Task brief
Update the stretch of records from the line containing "feature-text: Positive creel" through the line containing "drafting-system-photo <box>52 573" by replacing "feature-number" with "item-number", leaving everything else unchanged. Return only those lines.

=== Data to process ===

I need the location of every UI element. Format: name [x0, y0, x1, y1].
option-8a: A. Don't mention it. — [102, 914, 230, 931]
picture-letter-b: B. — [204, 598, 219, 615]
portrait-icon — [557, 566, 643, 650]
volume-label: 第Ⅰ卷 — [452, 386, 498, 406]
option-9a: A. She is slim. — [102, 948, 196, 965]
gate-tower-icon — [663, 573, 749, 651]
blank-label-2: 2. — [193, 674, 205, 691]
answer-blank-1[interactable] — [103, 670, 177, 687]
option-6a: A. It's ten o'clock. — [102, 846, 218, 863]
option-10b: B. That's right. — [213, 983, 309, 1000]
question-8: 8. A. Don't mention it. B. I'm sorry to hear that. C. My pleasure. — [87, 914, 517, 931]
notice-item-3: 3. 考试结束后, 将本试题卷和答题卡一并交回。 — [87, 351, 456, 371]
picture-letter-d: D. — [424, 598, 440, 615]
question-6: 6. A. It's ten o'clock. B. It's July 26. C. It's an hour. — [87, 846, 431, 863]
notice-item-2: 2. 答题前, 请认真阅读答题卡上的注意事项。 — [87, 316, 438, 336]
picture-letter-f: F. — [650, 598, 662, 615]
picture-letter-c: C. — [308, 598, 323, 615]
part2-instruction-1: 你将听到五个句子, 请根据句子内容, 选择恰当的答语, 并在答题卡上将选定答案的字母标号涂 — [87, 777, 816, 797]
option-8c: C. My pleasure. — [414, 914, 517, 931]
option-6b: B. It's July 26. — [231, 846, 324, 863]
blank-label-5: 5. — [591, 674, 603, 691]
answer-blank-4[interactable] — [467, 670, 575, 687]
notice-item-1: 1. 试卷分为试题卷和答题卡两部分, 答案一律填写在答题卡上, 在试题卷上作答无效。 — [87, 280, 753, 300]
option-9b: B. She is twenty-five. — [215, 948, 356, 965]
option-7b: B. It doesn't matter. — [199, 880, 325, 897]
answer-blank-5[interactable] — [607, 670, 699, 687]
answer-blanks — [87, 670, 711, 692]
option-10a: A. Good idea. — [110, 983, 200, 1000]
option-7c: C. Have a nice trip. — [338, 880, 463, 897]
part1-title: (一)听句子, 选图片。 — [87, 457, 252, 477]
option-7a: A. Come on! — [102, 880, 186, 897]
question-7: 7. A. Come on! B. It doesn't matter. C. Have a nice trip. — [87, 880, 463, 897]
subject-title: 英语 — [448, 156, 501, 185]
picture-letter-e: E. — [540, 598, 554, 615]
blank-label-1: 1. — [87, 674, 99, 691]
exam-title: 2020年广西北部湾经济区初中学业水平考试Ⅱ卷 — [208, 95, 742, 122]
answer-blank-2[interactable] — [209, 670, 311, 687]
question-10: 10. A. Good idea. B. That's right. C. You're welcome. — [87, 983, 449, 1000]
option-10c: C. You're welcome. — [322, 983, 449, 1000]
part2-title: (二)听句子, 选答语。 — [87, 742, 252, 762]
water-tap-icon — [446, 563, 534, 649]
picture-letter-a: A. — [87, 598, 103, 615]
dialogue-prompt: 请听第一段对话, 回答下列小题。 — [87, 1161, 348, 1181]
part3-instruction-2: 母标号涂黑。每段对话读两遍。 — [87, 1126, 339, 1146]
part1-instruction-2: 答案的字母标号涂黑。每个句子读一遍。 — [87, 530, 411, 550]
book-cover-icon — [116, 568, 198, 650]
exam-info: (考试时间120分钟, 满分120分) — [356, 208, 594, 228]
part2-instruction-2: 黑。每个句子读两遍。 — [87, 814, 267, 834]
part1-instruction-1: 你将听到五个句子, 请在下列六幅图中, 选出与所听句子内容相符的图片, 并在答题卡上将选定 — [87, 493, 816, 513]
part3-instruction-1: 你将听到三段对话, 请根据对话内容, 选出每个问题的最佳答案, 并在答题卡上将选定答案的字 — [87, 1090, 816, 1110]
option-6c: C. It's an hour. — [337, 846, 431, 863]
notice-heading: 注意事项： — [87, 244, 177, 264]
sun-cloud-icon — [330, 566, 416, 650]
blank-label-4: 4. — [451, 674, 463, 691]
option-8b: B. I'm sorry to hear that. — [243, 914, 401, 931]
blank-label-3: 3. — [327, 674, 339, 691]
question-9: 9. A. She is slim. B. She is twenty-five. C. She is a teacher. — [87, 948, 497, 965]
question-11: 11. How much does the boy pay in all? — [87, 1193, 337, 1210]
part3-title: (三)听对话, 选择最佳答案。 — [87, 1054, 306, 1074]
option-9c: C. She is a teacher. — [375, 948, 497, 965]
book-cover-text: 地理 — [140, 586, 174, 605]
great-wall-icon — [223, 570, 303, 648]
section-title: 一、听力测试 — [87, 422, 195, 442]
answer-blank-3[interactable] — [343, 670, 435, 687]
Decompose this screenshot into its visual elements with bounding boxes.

===
=== Data to process ===

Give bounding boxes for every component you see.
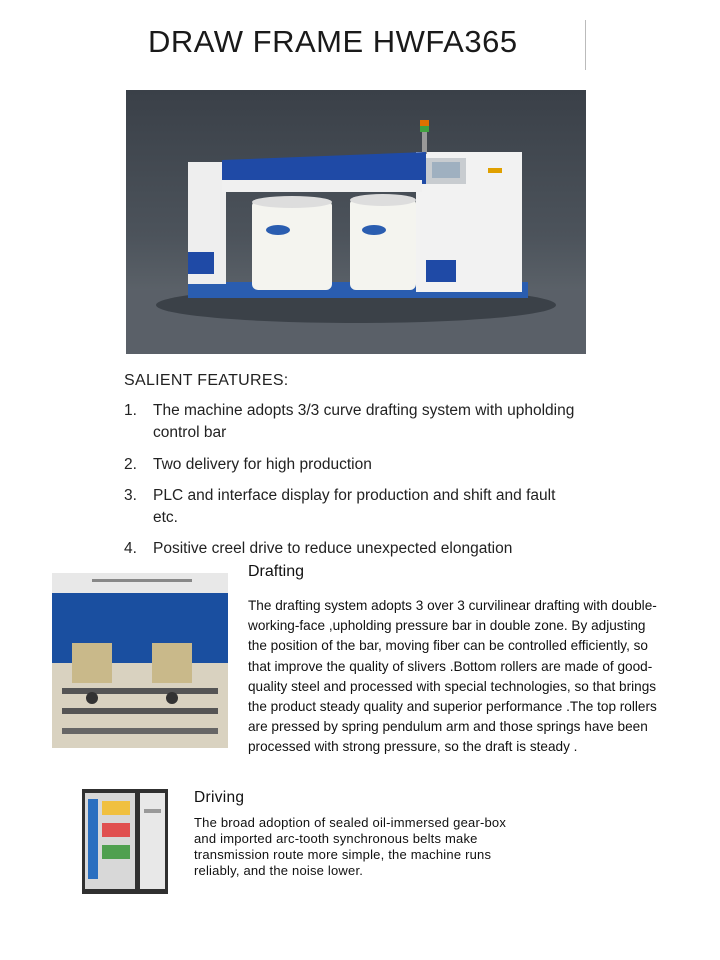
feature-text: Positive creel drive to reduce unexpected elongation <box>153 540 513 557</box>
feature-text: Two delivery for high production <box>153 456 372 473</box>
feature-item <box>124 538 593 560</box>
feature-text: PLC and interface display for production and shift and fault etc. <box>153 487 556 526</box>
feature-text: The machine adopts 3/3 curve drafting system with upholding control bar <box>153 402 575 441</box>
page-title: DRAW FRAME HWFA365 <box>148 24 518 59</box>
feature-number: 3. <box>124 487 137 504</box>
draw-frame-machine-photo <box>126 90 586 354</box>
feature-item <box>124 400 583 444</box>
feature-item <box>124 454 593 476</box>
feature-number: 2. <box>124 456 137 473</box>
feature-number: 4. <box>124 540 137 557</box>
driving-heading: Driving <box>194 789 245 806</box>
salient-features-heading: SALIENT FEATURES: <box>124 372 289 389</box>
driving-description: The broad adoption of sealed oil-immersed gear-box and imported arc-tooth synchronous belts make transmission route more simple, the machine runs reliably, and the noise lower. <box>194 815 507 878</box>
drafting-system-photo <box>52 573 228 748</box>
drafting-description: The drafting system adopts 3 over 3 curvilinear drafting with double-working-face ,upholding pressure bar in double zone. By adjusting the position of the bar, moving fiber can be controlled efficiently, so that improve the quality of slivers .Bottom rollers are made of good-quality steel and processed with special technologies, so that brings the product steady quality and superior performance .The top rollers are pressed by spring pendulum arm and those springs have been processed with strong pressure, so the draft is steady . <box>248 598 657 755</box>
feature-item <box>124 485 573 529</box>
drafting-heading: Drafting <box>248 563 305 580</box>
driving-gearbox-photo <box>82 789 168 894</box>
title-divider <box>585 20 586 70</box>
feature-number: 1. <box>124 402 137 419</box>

===

Solution to this problem
feature-text: Positive creel drive to reduce unexpected elongation <box>153 540 513 557</box>
feature-text: Two delivery for high production <box>153 456 372 473</box>
feature-item <box>124 538 593 560</box>
feature-text: PLC and interface display for production and shift and fault etc. <box>153 487 556 526</box>
feature-text: The machine adopts 3/3 curve drafting system with upholding control bar <box>153 402 575 441</box>
page-title: DRAW FRAME HWFA365 <box>148 24 518 59</box>
item-number: 3. <box>124 487 137 504</box>
draw-frame-machine-photo <box>126 90 586 354</box>
feature-item <box>124 400 583 444</box>
feature-item <box>124 454 593 476</box>
item-number: 2. <box>124 456 137 473</box>
item-number: 4. <box>124 540 137 557</box>
driving-heading: Driving <box>194 789 245 806</box>
salient-features-heading: SALIENT FEATURES: <box>124 372 289 389</box>
driving-description: The broad adoption of sealed oil-immersed gear-box and imported arc-tooth synchronous belts make transmission route more simple, the machine runs reliably, and the noise lower. <box>194 815 507 878</box>
drafting-system-photo <box>52 573 228 748</box>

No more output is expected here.